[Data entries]
--

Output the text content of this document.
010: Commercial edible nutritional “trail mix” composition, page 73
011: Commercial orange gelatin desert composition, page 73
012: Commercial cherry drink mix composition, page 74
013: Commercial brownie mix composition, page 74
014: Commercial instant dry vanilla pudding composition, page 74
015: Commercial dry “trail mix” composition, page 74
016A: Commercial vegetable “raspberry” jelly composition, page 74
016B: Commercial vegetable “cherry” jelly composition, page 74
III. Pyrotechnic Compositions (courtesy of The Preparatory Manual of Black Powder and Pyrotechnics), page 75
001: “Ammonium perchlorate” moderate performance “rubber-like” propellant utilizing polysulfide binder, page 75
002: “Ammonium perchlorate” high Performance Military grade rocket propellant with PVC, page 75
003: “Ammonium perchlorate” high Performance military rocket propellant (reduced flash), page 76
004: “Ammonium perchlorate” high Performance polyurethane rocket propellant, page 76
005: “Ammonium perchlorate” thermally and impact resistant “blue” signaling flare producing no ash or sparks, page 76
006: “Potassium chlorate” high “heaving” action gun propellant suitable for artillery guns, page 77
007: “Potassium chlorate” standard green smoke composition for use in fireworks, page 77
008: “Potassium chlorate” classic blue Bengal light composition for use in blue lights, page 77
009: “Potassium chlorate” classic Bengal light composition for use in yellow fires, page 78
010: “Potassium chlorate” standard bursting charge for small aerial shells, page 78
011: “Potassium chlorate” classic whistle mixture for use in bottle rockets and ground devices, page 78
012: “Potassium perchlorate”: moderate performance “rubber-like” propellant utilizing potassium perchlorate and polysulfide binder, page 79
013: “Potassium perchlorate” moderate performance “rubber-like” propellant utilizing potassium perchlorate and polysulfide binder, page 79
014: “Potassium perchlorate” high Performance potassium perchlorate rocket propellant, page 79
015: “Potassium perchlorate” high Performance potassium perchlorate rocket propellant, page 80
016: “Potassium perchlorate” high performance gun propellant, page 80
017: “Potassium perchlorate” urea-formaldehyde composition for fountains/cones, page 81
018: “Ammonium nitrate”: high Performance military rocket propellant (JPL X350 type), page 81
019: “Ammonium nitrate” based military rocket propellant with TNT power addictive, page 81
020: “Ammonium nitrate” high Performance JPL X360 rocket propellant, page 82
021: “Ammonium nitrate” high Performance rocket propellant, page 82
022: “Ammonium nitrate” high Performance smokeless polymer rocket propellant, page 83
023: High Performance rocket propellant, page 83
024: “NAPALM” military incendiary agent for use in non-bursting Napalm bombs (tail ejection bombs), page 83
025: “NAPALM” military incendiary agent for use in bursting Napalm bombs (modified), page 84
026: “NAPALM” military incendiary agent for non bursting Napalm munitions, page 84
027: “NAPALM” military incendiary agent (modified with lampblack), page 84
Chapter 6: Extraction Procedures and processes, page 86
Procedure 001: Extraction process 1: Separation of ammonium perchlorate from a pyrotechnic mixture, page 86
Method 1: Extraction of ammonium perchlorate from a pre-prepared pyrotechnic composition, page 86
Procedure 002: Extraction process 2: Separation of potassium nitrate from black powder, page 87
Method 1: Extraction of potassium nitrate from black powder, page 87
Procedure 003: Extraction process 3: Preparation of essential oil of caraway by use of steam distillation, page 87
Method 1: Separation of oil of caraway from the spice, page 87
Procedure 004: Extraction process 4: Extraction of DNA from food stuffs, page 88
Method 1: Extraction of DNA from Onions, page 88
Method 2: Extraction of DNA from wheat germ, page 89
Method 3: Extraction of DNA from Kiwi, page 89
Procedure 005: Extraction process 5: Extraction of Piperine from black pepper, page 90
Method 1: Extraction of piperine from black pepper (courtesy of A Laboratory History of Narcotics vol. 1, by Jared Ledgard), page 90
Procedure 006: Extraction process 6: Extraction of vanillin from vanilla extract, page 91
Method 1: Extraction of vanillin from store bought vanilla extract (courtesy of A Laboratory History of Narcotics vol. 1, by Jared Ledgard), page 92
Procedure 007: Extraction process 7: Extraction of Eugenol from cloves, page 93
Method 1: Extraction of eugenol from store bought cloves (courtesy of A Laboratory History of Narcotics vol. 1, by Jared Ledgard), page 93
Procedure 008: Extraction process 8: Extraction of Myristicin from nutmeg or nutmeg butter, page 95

--

#### Your objective:
Output all of the material, please, exactly as it stands.

#### Correct response:
Output the text content of this document.
010: Commercial edible nutritional “trail mix” composition, page 73
011: Commercial orange gelatin desert composition, page 73
012: Commercial cherry drink mix composition, page 74
013: Commercial brownie mix composition, page 74
014: Commercial instant dry vanilla pudding composition, page 74
015: Commercial dry “trail mix” composition, page 74
016A: Commercial vegetable “raspberry” jelly composition, page 74
016B: Commercial vegetable “cherry” jelly composition, page 74
III. Pyrotechnic Compositions (courtesy of The Preparatory Manual of Black Powder and Pyrotechnics), page 75
001: “Ammonium perchlorate” moderate performance “rubber-like” propellant utilizing polysulfide binder, page 75
002: “Ammonium perchlorate” high Performance Military grade rocket propellant with PVC, page 75
003: “Ammonium perchlorate” high Performance military rocket propellant (reduced flash), page 76
004: “Ammonium perchlorate” high Performance polyurethane rocket propellant, page 76
005: “Ammonium perchlorate” thermally and impact resistant “blue” signaling flare producing no ash or sparks, page 76
006: “Potassium chlorate” high “heaving” action gun propellant suitable for artillery guns, page 77
007: “Potassium chlorate” standard green smoke composition for use in fireworks, page 77
008: “Potassium chlorate” classic blue Bengal light composition for use in blue lights, page 77
009: “Potassium chlorate” classic Bengal light composition for use in yellow fires, page 78
010: “Potassium chlorate” standard bursting charge for small aerial shells, page 78
011: “Potassium chlorate” classic whistle mixture for use in bottle rockets and ground devices, page 78
012: “Potassium perchlorate”: moderate performance “rubber-like” propellant utilizing potassium perchlorate and polysulfide binder, page 79
013: “Potassium perchlorate” moderate performance “rubber-like” propellant utilizing potassium perchlorate and polysulfide binder, page 79
014: “Potassium perchlorate” high Performance potassium perchlorate rocket propellant, page 79
015: “Potassium perchlorate” high Performance potassium perchlorate rocket propellant, page 80
016: “Potassium perchlorate” high performance gun propellant, page 80
017: “Potassium perchlorate” urea-formaldehyde composition for fountains/cones, page 81
018: “Ammonium nitrate”: high Performance military rocket propellant (JPL X350 type), page 81
019: “Ammonium nitrate” based military rocket propellant with TNT power addictive, page 81
020: “Ammonium nitrate” high Performance JPL X360 rocket propellant, page 82
021: “Ammonium nitrate” high Performance rocket propellant, page 82
022: “Ammonium nitrate” high Performance smokeless polymer rocket propellant, page 83
023: High Performance rocket propellant, page 83
024: “NAPALM” military incendiary agent for use in non-bursting Napalm bombs (tail ejection bombs), page 83
025: “NAPALM” military incendiary agent for use in bursting Napalm bombs (modified), page 84
026: “NAPALM” military incendiary agent for non bursting Napalm munitions, page 84
027: “NAPALM” military incendiary agent (modified with lampblack), page 84
Chapter 6: Extraction Procedures and processes, page 86
Procedure 001: Extraction process 1: Separation of ammonium perchlorate from a pyrotechnic mixture, page 86
Method 1: Extraction of ammonium perchlorate from a pre-prepared pyrotechnic composition, page 86
Procedure 002: Extraction process 2: Separation of potassium nitrate from black powder, page 87
Method 1: Extraction of potassium nitrate from black powder, page 87
Procedure 003: Extraction process 3: Preparation of essential oil of caraway by use of steam distillation, page 87
Method 1: Separation of oil of caraway from the spice, page 87
Procedure 004: Extraction process 4: Extraction of DNA from food stuffs, page 88
Method 1: Extraction of DNA from Onions, page 88
Method 2: Extraction of DNA from wheat germ, page 89
Method 3: Extraction of DNA from Kiwi, page 89
Procedure 005: Extraction process 5: Extraction of Piperine from black pepper, page 90
Method 1: Extraction of piperine from black pepper (courtesy of A Laboratory History of Narcotics vol. 1, by Jared Ledgard), page 90
Procedure 006: Extraction process 6: Extraction of vanillin from vanilla extract, page 91
Method 1: Extraction of vanillin from store bought vanilla extract (courtesy of A Laboratory History of Narcotics vol. 1, by Jared Ledgard), page 92
Procedure 007: Extraction process 7: Extraction of Eugenol from cloves, page 93
Method 1: Extraction of eugenol from store bought cloves (courtesy of A Laboratory History of Narcotics vol. 1, by Jared Ledgard), page 93
Procedure 008: Extraction process 8: Extraction of Myristicin from nutmeg or nutmeg butter, page 95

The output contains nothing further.